Goal of the exercise: Find how many lines in the data below include the word "一核一主一副", then write only that number.
* * * * * * *
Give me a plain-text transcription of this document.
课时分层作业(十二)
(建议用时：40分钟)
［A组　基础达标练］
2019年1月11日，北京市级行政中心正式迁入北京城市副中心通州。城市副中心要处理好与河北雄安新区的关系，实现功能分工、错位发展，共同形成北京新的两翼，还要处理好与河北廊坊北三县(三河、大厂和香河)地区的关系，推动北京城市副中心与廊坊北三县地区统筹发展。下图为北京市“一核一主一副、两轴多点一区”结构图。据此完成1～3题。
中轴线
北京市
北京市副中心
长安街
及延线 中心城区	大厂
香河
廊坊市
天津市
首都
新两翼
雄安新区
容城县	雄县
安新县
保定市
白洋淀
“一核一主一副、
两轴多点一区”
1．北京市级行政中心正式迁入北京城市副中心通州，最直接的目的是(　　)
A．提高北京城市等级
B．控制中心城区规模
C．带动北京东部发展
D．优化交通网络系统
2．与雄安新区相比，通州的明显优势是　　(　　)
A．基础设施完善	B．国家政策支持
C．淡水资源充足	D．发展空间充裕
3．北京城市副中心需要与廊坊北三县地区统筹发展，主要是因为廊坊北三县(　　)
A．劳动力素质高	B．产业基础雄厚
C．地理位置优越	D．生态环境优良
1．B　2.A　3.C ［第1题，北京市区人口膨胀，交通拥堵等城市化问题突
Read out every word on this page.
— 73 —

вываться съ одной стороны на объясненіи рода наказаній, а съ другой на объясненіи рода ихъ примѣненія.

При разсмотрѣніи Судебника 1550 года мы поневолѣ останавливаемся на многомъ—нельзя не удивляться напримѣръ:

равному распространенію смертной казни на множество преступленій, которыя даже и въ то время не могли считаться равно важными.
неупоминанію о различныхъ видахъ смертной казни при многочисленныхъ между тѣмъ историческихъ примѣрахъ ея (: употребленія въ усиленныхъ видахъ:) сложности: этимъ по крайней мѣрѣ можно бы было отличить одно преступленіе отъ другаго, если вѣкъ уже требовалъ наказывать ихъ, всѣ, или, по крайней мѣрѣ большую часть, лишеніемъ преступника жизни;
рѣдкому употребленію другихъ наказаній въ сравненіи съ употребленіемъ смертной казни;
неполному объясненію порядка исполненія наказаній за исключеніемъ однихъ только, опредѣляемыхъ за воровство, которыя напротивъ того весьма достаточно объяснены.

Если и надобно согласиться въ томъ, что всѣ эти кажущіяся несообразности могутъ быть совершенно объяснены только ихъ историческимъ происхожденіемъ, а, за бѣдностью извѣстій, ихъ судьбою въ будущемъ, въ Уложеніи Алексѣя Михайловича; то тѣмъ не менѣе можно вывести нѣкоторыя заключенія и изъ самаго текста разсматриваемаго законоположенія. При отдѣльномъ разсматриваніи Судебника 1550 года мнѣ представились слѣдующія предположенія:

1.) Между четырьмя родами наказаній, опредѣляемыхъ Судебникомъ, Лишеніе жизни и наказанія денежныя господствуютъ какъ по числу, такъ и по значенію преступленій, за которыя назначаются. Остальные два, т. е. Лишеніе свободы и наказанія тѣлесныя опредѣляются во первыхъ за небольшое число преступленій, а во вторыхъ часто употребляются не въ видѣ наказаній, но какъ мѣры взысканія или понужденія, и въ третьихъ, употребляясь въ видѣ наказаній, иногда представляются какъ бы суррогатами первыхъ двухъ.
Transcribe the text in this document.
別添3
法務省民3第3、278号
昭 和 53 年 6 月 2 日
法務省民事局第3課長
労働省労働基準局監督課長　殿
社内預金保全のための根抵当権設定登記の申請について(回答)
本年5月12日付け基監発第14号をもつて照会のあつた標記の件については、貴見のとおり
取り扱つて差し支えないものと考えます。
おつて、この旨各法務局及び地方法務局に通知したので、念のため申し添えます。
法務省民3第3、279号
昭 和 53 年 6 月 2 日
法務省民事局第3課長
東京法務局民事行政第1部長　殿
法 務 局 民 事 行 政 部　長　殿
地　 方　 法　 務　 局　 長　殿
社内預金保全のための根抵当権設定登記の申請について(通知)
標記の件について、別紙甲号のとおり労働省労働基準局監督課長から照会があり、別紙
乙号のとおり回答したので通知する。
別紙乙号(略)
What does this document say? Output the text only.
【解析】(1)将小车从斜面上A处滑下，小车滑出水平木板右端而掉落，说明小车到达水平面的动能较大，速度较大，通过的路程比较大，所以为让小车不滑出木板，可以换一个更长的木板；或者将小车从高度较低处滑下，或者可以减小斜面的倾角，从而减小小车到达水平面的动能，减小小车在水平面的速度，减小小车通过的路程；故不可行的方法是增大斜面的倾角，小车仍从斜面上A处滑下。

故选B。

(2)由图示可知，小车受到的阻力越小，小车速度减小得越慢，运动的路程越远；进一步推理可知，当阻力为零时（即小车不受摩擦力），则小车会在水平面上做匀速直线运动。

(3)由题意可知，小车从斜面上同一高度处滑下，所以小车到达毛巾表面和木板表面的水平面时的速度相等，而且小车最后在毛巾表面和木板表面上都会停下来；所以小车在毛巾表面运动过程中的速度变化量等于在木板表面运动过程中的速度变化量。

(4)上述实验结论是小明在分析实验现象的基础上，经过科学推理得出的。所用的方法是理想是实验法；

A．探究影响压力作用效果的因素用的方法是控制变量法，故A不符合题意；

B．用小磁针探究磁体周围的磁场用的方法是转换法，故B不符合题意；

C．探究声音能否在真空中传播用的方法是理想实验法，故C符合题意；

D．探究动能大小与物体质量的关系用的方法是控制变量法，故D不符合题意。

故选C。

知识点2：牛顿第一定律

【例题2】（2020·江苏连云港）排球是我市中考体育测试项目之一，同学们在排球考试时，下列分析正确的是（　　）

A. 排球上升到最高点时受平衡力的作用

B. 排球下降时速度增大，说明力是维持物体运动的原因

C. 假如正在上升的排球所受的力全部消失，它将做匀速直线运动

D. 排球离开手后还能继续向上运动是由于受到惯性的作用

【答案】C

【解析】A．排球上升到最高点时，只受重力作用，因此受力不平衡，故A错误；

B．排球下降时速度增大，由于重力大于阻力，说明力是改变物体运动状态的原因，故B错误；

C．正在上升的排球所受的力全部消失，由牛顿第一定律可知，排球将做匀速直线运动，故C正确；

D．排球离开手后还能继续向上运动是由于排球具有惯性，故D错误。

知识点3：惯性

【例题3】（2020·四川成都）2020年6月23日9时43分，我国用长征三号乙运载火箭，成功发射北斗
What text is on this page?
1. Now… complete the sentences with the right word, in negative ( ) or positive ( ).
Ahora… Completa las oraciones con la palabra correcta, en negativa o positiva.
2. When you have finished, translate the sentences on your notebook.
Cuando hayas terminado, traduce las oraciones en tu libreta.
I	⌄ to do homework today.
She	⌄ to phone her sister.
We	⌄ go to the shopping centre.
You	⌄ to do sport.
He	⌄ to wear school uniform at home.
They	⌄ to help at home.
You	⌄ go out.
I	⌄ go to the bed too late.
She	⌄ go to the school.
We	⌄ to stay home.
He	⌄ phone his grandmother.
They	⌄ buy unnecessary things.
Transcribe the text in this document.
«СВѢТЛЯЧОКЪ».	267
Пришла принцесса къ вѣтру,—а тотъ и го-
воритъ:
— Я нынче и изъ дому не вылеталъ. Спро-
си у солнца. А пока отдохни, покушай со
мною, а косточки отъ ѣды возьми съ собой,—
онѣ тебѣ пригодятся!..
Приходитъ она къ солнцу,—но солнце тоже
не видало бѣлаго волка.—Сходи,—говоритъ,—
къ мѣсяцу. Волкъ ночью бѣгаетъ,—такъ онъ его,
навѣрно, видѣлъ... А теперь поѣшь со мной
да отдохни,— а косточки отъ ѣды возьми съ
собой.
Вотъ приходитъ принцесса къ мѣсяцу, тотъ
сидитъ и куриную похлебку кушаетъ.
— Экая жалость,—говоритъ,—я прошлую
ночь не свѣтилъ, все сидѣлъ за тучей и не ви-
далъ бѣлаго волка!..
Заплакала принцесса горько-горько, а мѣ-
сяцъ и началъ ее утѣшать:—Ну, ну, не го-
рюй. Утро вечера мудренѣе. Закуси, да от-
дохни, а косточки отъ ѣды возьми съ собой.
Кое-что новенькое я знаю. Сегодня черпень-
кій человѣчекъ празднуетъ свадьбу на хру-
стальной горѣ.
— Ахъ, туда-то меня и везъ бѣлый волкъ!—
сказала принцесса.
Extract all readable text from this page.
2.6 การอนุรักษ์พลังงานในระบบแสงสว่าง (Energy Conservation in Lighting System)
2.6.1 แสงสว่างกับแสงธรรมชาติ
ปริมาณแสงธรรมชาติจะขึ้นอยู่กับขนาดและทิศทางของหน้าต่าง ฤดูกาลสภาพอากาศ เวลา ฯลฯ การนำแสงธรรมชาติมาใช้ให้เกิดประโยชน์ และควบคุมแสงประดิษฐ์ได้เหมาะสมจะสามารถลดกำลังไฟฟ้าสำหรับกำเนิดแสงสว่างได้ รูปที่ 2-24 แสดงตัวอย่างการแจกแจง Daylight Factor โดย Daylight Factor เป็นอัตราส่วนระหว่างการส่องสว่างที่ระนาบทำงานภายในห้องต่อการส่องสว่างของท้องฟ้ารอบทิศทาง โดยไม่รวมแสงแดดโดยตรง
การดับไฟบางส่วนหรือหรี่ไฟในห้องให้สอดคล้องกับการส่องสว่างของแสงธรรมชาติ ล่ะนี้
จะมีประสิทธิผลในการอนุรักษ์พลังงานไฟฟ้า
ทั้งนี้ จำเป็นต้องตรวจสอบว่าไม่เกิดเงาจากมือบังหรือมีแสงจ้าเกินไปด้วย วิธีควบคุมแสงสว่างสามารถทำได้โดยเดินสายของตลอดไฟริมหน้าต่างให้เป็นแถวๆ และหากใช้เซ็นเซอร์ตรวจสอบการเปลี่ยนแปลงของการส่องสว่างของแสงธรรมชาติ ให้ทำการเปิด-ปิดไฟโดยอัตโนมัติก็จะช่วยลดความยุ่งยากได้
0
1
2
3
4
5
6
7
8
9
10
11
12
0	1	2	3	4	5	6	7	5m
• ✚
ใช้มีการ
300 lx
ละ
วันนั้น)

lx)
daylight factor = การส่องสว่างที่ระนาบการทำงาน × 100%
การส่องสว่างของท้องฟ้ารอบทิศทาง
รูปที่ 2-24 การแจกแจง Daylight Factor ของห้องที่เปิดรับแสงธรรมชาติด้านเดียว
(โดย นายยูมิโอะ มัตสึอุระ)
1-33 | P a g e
* * * * * * *
Output below: 2